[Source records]
+++

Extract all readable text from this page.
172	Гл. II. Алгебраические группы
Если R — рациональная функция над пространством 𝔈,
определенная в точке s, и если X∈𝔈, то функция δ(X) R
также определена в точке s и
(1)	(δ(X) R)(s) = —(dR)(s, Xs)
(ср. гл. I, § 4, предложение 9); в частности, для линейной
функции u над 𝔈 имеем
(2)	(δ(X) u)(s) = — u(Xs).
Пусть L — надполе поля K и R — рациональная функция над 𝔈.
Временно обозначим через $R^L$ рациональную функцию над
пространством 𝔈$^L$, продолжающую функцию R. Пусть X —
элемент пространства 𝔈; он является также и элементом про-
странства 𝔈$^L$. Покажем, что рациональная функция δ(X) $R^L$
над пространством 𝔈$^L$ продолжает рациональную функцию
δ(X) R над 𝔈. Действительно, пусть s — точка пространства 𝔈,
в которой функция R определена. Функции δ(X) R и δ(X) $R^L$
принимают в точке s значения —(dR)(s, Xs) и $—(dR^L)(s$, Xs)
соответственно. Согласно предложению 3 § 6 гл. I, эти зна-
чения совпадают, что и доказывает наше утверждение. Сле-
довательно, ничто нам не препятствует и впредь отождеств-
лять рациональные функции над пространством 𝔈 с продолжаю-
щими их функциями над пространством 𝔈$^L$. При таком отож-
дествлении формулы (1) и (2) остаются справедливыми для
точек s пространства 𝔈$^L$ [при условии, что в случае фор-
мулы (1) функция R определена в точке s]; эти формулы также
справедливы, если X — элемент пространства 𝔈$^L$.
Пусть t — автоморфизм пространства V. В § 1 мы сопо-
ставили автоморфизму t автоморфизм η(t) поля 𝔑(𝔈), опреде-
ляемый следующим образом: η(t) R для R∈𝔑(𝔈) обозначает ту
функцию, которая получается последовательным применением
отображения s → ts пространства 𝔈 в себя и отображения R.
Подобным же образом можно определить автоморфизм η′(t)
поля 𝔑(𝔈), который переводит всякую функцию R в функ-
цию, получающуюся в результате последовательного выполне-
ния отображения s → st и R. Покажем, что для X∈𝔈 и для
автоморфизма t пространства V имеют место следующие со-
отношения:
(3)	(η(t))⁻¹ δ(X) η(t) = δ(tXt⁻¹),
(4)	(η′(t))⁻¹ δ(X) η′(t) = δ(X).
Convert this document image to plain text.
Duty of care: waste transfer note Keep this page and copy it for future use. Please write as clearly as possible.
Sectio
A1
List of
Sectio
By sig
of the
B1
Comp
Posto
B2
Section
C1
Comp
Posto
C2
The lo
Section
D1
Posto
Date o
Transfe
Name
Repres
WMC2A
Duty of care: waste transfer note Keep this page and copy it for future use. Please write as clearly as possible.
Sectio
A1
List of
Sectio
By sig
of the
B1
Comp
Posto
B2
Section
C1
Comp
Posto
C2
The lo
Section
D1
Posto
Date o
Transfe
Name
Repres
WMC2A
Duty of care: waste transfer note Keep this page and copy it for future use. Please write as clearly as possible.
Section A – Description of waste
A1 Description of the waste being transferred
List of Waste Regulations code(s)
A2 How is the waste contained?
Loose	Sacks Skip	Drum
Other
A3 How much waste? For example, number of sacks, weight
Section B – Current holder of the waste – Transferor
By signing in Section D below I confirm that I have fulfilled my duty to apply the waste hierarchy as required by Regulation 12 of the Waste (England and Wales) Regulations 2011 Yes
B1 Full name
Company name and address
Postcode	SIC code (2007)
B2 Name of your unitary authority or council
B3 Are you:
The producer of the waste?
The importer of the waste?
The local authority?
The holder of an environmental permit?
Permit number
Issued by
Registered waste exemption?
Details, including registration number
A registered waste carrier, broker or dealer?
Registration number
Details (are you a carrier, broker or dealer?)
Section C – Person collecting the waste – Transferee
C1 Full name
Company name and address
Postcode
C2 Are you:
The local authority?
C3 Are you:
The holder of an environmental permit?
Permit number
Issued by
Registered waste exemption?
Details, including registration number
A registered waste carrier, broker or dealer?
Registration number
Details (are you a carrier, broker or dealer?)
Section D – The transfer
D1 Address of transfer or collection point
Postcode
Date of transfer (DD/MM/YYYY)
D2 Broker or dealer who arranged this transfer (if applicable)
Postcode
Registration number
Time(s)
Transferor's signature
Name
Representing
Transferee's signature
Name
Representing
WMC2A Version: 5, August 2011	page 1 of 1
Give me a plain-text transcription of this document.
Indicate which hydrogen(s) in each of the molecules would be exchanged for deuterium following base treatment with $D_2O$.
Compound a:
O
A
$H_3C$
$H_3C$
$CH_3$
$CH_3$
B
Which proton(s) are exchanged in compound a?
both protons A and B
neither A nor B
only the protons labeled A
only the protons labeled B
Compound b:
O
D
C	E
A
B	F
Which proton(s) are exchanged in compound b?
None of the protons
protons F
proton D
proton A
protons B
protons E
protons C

+++

→ DIRECTIVE
Print all the data exactly.

→ OUTPUT OF THE TASK
Extract all readable text from this page.
172	Гл. II. Алгебраические группы
Если R — рациональная функция над пространством 𝔈,
определенная в точке s, и если X∈𝔈, то функция δ(X) R
также определена в точке s и
(1)	(δ(X) R)(s) = —(dR)(s, Xs)
(ср. гл. I, § 4, предложение 9); в частности, для линейной
функции u над 𝔈 имеем
(2)	(δ(X) u)(s) = — u(Xs).
Пусть L — надполе поля K и R — рациональная функция над 𝔈.
Временно обозначим через $R^L$ рациональную функцию над
пространством 𝔈$^L$, продолжающую функцию R. Пусть X —
элемент пространства 𝔈; он является также и элементом про-
странства 𝔈$^L$. Покажем, что рациональная функция δ(X) $R^L$
над пространством 𝔈$^L$ продолжает рациональную функцию
δ(X) R над 𝔈. Действительно, пусть s — точка пространства 𝔈,
в которой функция R определена. Функции δ(X) R и δ(X) $R^L$
принимают в точке s значения —(dR)(s, Xs) и $—(dR^L)(s$, Xs)
соответственно. Согласно предложению 3 § 6 гл. I, эти зна-
чения совпадают, что и доказывает наше утверждение. Сле-
довательно, ничто нам не препятствует и впредь отождеств-
лять рациональные функции над пространством 𝔈 с продолжаю-
щими их функциями над пространством 𝔈$^L$. При таком отож-
дествлении формулы (1) и (2) остаются справедливыми для
точек s пространства 𝔈$^L$ [при условии, что в случае фор-
мулы (1) функция R определена в точке s]; эти формулы также
справедливы, если X — элемент пространства 𝔈$^L$.
Пусть t — автоморфизм пространства V. В § 1 мы сопо-
ставили автоморфизму t автоморфизм η(t) поля 𝔑(𝔈), опреде-
ляемый следующим образом: η(t) R для R∈𝔑(𝔈) обозначает ту
функцию, которая получается последовательным применением
отображения s → ts пространства 𝔈 в себя и отображения R.
Подобным же образом можно определить автоморфизм η′(t)
поля 𝔑(𝔈), который переводит всякую функцию R в функ-
цию, получающуюся в результате последовательного выполне-
ния отображения s → st и R. Покажем, что для X∈𝔈 и для
автоморфизма t пространства V имеют место следующие со-
отношения:
(3)	(η(t))⁻¹ δ(X) η(t) = δ(tXt⁻¹),
(4)	(η′(t))⁻¹ δ(X) η′(t) = δ(X).
Convert this document image to plain text.
Duty of care: waste transfer note Keep this page and copy it for future use. Please write as clearly as possible.
Sectio
A1
List of
Sectio
By sig
of the
B1
Comp
Posto
B2
Section
C1
Comp
Posto
C2
The lo
Section
D1
Posto
Date o
Transfe
Name
Repres
WMC2A
Duty of care: waste transfer note Keep this page and copy it for future use. Please write as clearly as possible.
Sectio
A1
List of
Sectio
By sig
of the
B1
Comp
Posto
B2
Section
C1
Comp
Posto
C2
The lo
Section
D1
Posto
Date o
Transfe
Name
Repres
WMC2A
Duty of care: waste transfer note Keep this page and copy it for future use. Please write as clearly as possible.
Section A – Description of waste
A1 Description of the waste being transferred
List of Waste Regulations code(s)
A2 How is the waste contained?
Loose	Sacks Skip	Drum
Other
A3 How much waste? For example, number of sacks, weight
Section B – Current holder of the waste – Transferor
By signing in Section D below I confirm that I have fulfilled my duty to apply the waste hierarchy as required by Regulation 12 of the Waste (England and Wales) Regulations 2011 Yes
B1 Full name
Company name and address
Postcode	SIC code (2007)
B2 Name of your unitary authority or council
B3 Are you:
The producer of the waste?
The importer of the waste?
The local authority?
The holder of an environmental permit?
Permit number
Issued by
Registered waste exemption?
Details, including registration number
A registered waste carrier, broker or dealer?
Registration number
Details (are you a carrier, broker or dealer?)
Section C – Person collecting the waste – Transferee
C1 Full name
Company name and address
Postcode
C2 Are you:
The local authority?
C3 Are you:
The holder of an environmental permit?
Permit number
Issued by
Registered waste exemption?
Details, including registration number
A registered waste carrier, broker or dealer?
Registration number
Details (are you a carrier, broker or dealer?)
Section D – The transfer
D1 Address of transfer or collection point
Postcode
Date of transfer (DD/MM/YYYY)
D2 Broker or dealer who arranged this transfer (if applicable)
Postcode
Registration number
Time(s)
Transferor's signature
Name
Representing
Transferee's signature
Name
Representing
WMC2A Version: 5, August 2011	page 1 of 1
Give me a plain-text transcription of this document.
Indicate which hydrogen(s) in each of the molecules would be exchanged for deuterium following base treatment with $D_2O$.
Compound a:
O
A
$H_3C$
$H_3C$
$CH_3$
$CH_3$
B
Which proton(s) are exchanged in compound a?
both protons A and B
neither A nor B
only the protons labeled A
only the protons labeled B
Compound b:
O
D
C	E
A
B	F
Which proton(s) are exchanged in compound b?
None of the protons
protons F
proton D
proton A
protons B
protons E
protons C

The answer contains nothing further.